## DIRECTIONS FOR THIS TASK
Every entry must be copied word for word.

## DATA
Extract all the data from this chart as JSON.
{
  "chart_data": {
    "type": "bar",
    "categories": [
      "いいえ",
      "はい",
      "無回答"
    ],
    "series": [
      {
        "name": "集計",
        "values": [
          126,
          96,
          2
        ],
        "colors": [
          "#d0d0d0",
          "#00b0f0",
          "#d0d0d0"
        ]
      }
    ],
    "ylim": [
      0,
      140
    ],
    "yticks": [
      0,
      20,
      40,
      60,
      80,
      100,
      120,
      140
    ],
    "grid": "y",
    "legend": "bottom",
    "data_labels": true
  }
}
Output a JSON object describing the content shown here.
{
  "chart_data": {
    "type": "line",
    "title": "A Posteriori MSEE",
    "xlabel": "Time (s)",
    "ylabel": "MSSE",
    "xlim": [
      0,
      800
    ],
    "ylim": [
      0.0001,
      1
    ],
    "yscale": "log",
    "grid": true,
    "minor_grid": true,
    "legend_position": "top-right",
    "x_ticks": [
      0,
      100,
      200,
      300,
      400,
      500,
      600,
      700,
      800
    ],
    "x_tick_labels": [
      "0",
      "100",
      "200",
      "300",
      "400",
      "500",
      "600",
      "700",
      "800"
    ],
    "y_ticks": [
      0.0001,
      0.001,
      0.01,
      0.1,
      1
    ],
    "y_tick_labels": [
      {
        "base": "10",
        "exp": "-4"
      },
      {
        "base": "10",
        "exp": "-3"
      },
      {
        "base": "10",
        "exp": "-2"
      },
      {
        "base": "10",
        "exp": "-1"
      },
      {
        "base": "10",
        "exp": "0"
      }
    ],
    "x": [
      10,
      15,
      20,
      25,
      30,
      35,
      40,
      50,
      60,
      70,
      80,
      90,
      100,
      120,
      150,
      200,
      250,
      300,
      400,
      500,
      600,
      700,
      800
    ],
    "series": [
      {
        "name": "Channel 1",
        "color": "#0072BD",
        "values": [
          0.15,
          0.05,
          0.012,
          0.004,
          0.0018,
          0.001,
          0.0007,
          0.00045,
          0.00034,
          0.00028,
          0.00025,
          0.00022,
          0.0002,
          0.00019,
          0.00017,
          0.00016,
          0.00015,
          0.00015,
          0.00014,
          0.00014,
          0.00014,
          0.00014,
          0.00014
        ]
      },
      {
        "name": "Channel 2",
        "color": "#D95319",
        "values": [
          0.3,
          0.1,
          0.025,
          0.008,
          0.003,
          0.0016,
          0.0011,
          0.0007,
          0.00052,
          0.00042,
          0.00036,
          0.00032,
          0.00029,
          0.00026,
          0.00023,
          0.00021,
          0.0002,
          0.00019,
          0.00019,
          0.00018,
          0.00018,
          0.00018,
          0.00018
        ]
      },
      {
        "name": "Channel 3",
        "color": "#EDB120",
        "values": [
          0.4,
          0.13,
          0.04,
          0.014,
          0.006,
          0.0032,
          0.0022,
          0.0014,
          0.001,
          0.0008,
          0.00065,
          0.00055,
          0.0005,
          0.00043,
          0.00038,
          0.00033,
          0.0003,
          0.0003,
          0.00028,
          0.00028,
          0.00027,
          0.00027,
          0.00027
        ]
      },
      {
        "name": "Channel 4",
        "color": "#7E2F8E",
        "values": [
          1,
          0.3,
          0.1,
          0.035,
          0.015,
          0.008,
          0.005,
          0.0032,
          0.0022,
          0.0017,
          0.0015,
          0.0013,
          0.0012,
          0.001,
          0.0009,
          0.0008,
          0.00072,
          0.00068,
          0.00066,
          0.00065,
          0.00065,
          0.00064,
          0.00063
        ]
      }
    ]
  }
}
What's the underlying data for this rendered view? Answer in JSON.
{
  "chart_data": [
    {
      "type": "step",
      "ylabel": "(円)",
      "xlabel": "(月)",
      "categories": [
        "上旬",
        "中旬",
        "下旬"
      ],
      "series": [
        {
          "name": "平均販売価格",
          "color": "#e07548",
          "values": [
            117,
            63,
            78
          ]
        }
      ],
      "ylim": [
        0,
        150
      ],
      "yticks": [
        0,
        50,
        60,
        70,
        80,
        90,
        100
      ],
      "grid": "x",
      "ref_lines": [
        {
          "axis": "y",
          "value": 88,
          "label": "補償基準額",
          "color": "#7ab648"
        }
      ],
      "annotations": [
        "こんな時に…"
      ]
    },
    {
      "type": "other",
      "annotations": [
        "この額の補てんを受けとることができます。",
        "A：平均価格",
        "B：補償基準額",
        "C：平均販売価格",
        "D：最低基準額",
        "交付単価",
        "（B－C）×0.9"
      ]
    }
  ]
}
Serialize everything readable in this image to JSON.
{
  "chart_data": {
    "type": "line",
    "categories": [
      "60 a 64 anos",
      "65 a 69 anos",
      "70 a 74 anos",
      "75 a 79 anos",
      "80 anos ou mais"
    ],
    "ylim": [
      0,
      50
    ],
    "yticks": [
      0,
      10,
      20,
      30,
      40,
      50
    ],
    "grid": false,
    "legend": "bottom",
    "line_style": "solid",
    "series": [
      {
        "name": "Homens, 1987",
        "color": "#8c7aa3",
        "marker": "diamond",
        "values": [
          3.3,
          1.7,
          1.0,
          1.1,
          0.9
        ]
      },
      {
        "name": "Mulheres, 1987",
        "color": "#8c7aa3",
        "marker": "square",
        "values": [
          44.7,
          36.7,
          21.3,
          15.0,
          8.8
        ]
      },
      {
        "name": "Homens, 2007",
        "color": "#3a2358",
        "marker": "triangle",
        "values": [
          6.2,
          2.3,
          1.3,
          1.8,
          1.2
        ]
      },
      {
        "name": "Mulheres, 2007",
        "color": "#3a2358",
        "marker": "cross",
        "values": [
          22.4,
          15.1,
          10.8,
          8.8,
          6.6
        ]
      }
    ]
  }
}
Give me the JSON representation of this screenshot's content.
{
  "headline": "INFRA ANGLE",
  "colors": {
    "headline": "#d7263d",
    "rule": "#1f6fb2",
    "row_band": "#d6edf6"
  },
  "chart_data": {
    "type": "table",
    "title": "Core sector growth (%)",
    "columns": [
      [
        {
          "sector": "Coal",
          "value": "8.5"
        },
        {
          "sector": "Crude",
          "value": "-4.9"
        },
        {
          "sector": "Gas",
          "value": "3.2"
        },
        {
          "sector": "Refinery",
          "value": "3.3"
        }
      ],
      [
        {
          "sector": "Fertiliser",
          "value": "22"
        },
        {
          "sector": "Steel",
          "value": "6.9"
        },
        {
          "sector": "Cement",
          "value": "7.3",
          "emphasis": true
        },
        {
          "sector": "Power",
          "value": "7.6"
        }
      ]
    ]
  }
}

## IN RESPONSE
Extract all the data from this chart as JSON.
{
  "chart_data": {
    "type": "bar",
    "categories": [
      "いいえ",
      "はい",
      "無回答"
    ],
    "series": [
      {
        "name": "集計",
        "values": [
          126,
          96,
          2
        ],
        "colors": [
          "#d0d0d0",
          "#00b0f0",
          "#d0d0d0"
        ]
      }
    ],
    "ylim": [
      0,
      140
    ],
    "yticks": [
      0,
      20,
      40,
      60,
      80,
      100,
      120,
      140
    ],
    "grid": "y",
    "legend": "bottom",
    "data_labels": true
  }
}
Output a JSON object describing the content shown here.
{
  "chart_data": {
    "type": "line",
    "title": "A Posteriori MSEE",
    "xlabel": "Time (s)",
    "ylabel": "MSSE",
    "xlim": [
      0,
      800
    ],
    "ylim": [
      0.0001,
      1
    ],
    "yscale": "log",
    "grid": true,
    "minor_grid": true,
    "legend_position": "top-right",
    "x_ticks": [
      0,
      100,
      200,
      300,
      400,
      500,
      600,
      700,
      800
    ],
    "x_tick_labels": [
      "0",
      "100",
      "200",
      "300",
      "400",
      "500",
      "600",
      "700",
      "800"
    ],
    "y_ticks": [
      0.0001,
      0.001,
      0.01,
      0.1,
      1
    ],
    "y_tick_labels": [
      {
        "base": "10",
        "exp": "-4"
      },
      {
        "base": "10",
        "exp": "-3"
      },
      {
        "base": "10",
        "exp": "-2"
      },
      {
        "base": "10",
        "exp": "-1"
      },
      {
        "base": "10",
        "exp": "0"
      }
    ],
    "x": [
      10,
      15,
      20,
      25,
      30,
      35,
      40,
      50,
      60,
      70,
      80,
      90,
      100,
      120,
      150,
      200,
      250,
      300,
      400,
      500,
      600,
      700,
      800
    ],
    "series": [
      {
        "name": "Channel 1",
        "color": "#0072BD",
        "values": [
          0.15,
          0.05,
          0.012,
          0.004,
          0.0018,
          0.001,
          0.0007,
          0.00045,
          0.00034,
          0.00028,
          0.00025,
          0.00022,
          0.0002,
          0.00019,
          0.00017,
          0.00016,
          0.00015,
          0.00015,
          0.00014,
          0.00014,
          0.00014,
          0.00014,
          0.00014
        ]
      },
      {
        "name": "Channel 2",
        "color": "#D95319",
        "values": [
          0.3,
          0.1,
          0.025,
          0.008,
          0.003,
          0.0016,
          0.0011,
          0.0007,
          0.00052,
          0.00042,
          0.00036,
          0.00032,
          0.00029,
          0.00026,
          0.00023,
          0.00021,
          0.0002,
          0.00019,
          0.00019,
          0.00018,
          0.00018,
          0.00018,
          0.00018
        ]
      },
      {
        "name": "Channel 3",
        "color": "#EDB120",
        "values": [
          0.4,
          0.13,
          0.04,
          0.014,
          0.006,
          0.0032,
          0.0022,
          0.0014,
          0.001,
          0.0008,
          0.00065,
          0.00055,
          0.0005,
          0.00043,
          0.00038,
          0.00033,
          0.0003,
          0.0003,
          0.00028,
          0.00028,
          0.00027,
          0.00027,
          0.00027
        ]
      },
      {
        "name": "Channel 4",
        "color": "#7E2F8E",
        "values": [
          1,
          0.3,
          0.1,
          0.035,
          0.015,
          0.008,
          0.005,
          0.0032,
          0.0022,
          0.0017,
          0.0015,
          0.0013,
          0.0012,
          0.001,
          0.0009,
          0.0008,
          0.00072,
          0.00068,
          0.00066,
          0.00065,
          0.00065,
          0.00064,
          0.00063
        ]
      }
    ]
  }
}
What's the underlying data for this rendered view? Answer in JSON.
{
  "chart_data": [
    {
      "type": "step",
      "ylabel": "(円)",
      "xlabel": "(月)",
      "categories": [
        "上旬",
        "中旬",
        "下旬"
      ],
      "series": [
        {
          "name": "平均販売価格",
          "color": "#e07548",
          "values": [
            117,
            63,
            78
          ]
        }
      ],
      "ylim": [
        0,
        150
      ],
      "yticks": [
        0,
        50,
        60,
        70,
        80,
        90,
        100
      ],
      "grid": "x",
      "ref_lines": [
        {
          "axis": "y",
          "value": 88,
          "label": "補償基準額",
          "color": "#7ab648"
        }
      ],
      "annotations": [
        "こんな時に…"
      ]
    },
    {
      "type": "other",
      "annotations": [
        "この額の補てんを受けとることができます。",
        "A：平均価格",
        "B：補償基準額",
        "C：平均販売価格",
        "D：最低基準額",
        "交付単価",
        "（B－C）×0.9"
      ]
    }
  ]
}
Serialize everything readable in this image to JSON.
{
  "chart_data": {
    "type": "line",
    "categories": [
      "60 a 64 anos",
      "65 a 69 anos",
      "70 a 74 anos",
      "75 a 79 anos",
      "80 anos ou mais"
    ],
    "ylim": [
      0,
      50
    ],
    "yticks": [
      0,
      10,
      20,
      30,
      40,
      50
    ],
    "grid": false,
    "legend": "bottom",
    "line_style": "solid",
    "series": [
      {
        "name": "Homens, 1987",
        "color": "#8c7aa3",
        "marker": "diamond",
        "values": [
          3.3,
          1.7,
          1.0,
          1.1,
          0.9
        ]
      },
      {
        "name": "Mulheres, 1987",
        "color": "#8c7aa3",
        "marker": "square",
        "values": [
          44.7,
          36.7,
          21.3,
          15.0,
          8.8
        ]
      },
      {
        "name": "Homens, 2007",
        "color": "#3a2358",
        "marker": "triangle",
        "values": [
          6.2,
          2.3,
          1.3,
          1.8,
          1.2
        ]
      },
      {
        "name": "Mulheres, 2007",
        "color": "#3a2358",
        "marker": "cross",
        "values": [
          22.4,
          15.1,
          10.8,
          8.8,
          6.6
        ]
      }
    ]
  }
}
Give me the JSON representation of this screenshot's content.
{
  "headline": "INFRA ANGLE",
  "colors": {
    "headline": "#d7263d",
    "rule": "#1f6fb2",
    "row_band": "#d6edf6"
  },
  "chart_data": {
    "type": "table",
    "title": "Core sector growth (%)",
    "columns": [
      [
        {
          "sector": "Coal",
          "value": "8.5"
        },
        {
          "sector": "Crude",
          "value": "-4.9"
        },
        {
          "sector": "Gas",
          "value": "3.2"
        },
        {
          "sector": "Refinery",
          "value": "3.3"
        }
      ],
      [
        {
          "sector": "Fertiliser",
          "value": "22"
        },
        {
          "sector": "Steel",
          "value": "6.9"
        },
        {
          "sector": "Cement",
          "value": "7.3",
          "emphasis": true
        },
        {
          "sector": "Power",
          "value": "7.6"
        }
      ]
    ]
  }
}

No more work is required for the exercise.